PROVIDED RECORDS —
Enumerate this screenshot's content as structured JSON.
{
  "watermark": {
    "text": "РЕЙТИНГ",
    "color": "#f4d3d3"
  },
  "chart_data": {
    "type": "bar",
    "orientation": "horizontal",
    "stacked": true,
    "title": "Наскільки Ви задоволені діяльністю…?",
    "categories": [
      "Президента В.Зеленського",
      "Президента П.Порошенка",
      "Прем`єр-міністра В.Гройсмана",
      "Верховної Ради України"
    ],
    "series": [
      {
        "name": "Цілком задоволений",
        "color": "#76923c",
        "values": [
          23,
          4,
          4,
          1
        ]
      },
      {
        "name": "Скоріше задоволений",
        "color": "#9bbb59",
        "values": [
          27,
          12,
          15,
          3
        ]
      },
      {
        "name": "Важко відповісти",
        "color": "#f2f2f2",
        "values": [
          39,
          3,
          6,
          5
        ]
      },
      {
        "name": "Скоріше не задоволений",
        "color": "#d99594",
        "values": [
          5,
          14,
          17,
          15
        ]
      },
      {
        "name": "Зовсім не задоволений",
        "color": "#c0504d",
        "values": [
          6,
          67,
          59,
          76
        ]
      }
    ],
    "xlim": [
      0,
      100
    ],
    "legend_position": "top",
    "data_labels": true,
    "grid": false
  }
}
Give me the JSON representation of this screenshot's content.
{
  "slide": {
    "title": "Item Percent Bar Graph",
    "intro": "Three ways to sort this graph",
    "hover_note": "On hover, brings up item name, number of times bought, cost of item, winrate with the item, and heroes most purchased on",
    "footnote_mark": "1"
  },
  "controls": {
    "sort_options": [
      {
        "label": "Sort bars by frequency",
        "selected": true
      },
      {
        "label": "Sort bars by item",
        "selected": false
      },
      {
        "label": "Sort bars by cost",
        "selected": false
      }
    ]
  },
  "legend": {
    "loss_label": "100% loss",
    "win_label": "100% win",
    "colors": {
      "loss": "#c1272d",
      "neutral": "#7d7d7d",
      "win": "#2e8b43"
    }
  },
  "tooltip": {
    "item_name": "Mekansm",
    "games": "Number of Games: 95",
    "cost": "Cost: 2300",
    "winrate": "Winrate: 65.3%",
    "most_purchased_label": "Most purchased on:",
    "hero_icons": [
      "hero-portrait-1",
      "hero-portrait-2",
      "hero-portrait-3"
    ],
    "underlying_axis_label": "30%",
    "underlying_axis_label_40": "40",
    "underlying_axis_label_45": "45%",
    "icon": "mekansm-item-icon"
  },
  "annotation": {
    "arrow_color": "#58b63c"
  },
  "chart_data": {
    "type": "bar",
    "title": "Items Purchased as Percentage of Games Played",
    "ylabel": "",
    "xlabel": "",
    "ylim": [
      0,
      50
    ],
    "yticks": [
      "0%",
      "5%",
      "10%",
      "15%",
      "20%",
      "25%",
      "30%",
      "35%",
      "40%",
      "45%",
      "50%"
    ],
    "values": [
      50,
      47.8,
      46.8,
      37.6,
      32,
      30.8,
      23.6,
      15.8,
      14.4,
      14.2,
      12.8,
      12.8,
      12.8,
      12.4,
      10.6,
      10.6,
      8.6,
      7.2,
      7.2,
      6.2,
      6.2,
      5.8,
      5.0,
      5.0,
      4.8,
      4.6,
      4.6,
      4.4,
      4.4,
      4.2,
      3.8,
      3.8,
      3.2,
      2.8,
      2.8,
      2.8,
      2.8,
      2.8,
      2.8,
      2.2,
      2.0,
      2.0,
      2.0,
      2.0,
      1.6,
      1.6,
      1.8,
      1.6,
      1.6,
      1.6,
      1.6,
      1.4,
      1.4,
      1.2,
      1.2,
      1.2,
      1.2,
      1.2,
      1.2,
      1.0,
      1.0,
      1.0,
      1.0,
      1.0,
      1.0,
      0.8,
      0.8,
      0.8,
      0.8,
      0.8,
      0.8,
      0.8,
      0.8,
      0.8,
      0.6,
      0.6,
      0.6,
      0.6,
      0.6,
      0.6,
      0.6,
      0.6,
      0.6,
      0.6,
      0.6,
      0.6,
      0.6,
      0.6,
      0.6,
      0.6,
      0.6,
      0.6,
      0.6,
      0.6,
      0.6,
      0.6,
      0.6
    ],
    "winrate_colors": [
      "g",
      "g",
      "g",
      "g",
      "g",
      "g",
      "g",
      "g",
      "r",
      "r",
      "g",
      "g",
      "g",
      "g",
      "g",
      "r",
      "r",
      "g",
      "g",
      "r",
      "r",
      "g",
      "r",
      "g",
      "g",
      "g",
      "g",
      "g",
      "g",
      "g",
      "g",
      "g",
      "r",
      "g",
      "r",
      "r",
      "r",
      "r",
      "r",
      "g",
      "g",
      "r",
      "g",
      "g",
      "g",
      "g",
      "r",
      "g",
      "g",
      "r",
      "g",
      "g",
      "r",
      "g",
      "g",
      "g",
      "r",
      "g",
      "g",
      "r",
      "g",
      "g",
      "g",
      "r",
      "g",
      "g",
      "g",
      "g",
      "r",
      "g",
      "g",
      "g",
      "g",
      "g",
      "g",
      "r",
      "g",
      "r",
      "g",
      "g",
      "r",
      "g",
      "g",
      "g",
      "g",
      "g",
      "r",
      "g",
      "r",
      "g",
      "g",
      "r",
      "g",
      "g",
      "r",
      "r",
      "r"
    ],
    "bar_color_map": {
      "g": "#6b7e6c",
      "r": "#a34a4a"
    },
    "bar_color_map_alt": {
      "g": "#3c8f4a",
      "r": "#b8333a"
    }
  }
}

WRITTEN PROBLEM —
Scan the material above for the string "content" and report each line where you find it.

SOLUTION —
Enumerate this screenshot's content as structured JSON.
Give me the JSON representation of this screenshot's content.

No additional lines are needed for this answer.